→ **Direction**: Determine which lines contain the word "loop", then copy those lines.

→ **Recorded data**:

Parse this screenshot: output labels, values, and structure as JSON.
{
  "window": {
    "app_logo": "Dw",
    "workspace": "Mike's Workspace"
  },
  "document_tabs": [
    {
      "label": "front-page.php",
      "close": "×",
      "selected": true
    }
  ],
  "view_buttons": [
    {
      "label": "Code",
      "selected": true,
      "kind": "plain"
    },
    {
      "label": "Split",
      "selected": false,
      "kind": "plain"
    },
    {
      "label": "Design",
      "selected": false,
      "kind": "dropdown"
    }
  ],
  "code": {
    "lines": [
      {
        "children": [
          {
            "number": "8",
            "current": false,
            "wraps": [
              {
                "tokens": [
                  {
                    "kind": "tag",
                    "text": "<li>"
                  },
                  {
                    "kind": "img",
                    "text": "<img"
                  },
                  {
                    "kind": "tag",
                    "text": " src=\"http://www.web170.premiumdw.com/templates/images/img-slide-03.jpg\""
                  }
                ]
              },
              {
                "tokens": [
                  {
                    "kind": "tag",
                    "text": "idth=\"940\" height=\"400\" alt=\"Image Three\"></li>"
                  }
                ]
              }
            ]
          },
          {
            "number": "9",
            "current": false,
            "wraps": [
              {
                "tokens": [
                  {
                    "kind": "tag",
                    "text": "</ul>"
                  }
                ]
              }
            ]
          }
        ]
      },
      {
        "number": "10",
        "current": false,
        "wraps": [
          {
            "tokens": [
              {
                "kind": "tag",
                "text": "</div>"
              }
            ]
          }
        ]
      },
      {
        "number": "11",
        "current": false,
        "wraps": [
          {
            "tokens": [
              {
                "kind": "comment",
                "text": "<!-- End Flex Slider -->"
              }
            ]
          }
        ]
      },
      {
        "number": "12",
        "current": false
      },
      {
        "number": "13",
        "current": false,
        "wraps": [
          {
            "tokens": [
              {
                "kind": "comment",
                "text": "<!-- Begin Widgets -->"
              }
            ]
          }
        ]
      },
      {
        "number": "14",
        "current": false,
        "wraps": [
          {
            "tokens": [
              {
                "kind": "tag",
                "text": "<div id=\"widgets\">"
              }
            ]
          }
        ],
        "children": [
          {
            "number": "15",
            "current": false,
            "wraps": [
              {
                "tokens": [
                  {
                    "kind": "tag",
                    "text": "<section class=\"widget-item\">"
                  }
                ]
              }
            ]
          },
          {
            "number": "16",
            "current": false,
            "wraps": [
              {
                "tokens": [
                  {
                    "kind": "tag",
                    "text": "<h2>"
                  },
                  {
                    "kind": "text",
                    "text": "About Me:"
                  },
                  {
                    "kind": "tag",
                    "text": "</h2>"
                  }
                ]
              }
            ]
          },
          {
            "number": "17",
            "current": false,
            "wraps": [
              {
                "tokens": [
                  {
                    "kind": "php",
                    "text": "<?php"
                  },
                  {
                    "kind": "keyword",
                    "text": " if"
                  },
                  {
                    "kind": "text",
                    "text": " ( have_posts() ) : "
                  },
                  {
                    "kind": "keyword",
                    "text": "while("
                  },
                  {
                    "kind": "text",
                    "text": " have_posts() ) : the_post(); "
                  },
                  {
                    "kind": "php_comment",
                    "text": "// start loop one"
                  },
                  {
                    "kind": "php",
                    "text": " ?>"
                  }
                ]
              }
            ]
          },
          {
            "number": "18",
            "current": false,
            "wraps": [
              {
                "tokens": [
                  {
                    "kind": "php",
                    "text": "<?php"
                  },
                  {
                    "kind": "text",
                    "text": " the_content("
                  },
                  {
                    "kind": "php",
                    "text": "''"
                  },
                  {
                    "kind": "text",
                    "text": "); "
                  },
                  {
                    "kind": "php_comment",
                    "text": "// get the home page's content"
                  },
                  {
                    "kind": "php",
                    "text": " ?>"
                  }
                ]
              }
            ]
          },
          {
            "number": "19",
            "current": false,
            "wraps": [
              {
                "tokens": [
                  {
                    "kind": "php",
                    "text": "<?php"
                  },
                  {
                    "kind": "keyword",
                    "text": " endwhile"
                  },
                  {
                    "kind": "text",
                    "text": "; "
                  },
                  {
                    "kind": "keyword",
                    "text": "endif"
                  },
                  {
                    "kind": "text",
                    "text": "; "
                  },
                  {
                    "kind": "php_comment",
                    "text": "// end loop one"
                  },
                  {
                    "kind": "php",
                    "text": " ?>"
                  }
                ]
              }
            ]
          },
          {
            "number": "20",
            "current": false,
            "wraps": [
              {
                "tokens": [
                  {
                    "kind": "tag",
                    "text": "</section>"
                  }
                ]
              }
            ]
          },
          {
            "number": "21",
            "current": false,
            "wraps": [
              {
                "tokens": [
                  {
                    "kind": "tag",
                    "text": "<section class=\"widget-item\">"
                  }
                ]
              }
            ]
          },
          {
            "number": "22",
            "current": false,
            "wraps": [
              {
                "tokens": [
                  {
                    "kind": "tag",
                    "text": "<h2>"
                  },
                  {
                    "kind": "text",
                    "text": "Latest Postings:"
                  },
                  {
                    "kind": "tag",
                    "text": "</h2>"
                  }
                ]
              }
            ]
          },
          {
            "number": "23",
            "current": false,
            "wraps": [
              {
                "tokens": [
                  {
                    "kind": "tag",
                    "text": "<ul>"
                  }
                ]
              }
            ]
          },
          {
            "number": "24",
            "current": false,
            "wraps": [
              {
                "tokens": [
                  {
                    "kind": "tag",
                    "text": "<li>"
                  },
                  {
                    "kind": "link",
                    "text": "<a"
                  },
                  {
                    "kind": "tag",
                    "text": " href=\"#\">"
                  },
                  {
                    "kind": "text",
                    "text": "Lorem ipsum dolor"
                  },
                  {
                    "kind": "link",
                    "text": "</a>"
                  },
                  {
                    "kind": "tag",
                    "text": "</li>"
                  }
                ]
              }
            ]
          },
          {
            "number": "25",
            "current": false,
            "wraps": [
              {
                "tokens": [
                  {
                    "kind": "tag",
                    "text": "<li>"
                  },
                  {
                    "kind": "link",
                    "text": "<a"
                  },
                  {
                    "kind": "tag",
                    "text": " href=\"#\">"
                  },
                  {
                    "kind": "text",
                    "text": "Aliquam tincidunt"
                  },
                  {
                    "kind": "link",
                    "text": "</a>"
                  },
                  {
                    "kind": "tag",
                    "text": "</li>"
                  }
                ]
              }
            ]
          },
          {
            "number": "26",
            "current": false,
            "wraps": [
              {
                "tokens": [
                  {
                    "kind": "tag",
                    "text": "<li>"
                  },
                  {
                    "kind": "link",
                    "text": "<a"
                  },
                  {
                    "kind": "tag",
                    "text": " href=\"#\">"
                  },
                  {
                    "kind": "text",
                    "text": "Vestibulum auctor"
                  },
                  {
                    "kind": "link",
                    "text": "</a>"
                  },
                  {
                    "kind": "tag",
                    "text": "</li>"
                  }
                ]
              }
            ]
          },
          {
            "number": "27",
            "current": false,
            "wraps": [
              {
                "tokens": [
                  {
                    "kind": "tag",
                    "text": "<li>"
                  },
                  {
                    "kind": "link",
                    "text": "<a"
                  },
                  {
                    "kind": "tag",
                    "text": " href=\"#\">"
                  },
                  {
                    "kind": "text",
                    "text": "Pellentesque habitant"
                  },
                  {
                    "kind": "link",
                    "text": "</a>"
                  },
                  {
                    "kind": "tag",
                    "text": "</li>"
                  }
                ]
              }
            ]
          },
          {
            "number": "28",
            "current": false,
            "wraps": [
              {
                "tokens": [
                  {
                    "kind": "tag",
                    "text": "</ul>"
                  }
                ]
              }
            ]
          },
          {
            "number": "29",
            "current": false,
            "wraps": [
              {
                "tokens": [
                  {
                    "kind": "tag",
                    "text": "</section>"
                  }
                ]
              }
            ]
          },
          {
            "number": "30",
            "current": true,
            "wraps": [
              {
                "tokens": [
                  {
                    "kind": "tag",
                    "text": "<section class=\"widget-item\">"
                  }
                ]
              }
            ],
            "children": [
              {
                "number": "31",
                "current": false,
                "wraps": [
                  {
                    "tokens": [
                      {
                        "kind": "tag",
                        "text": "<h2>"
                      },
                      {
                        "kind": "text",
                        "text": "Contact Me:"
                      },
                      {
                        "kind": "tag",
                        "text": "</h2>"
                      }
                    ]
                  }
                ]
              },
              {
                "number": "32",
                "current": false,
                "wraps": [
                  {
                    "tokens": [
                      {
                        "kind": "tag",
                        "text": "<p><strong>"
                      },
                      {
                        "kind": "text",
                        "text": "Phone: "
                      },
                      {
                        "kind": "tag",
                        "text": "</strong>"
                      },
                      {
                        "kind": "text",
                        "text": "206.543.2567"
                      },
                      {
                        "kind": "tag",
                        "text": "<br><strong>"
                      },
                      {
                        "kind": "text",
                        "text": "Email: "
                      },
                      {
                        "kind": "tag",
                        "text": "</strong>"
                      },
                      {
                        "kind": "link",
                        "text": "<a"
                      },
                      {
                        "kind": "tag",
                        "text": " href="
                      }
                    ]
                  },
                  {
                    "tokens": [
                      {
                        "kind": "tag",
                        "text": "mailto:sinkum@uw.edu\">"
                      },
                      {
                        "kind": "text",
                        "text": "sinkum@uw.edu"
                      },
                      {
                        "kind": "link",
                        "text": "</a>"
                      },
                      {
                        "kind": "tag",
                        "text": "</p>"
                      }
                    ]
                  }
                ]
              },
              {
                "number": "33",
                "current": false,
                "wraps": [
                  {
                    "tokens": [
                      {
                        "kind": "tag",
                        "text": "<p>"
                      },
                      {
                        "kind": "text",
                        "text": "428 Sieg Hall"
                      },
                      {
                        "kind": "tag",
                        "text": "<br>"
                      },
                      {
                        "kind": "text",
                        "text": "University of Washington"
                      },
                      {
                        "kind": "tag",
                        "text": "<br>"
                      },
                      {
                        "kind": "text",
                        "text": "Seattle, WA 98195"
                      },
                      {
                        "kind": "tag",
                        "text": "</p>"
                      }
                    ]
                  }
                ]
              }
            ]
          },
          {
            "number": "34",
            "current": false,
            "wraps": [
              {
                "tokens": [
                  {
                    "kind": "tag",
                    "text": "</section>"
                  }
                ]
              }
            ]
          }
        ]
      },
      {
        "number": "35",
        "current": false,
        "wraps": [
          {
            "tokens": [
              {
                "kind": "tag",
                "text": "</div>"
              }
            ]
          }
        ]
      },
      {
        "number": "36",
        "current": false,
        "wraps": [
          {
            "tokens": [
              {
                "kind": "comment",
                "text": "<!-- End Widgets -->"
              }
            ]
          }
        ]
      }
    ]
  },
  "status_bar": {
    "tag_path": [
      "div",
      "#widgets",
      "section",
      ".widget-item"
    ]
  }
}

→ **Problem solution**:
                    "text": "// start loop one"
                    "text": "// end loop one"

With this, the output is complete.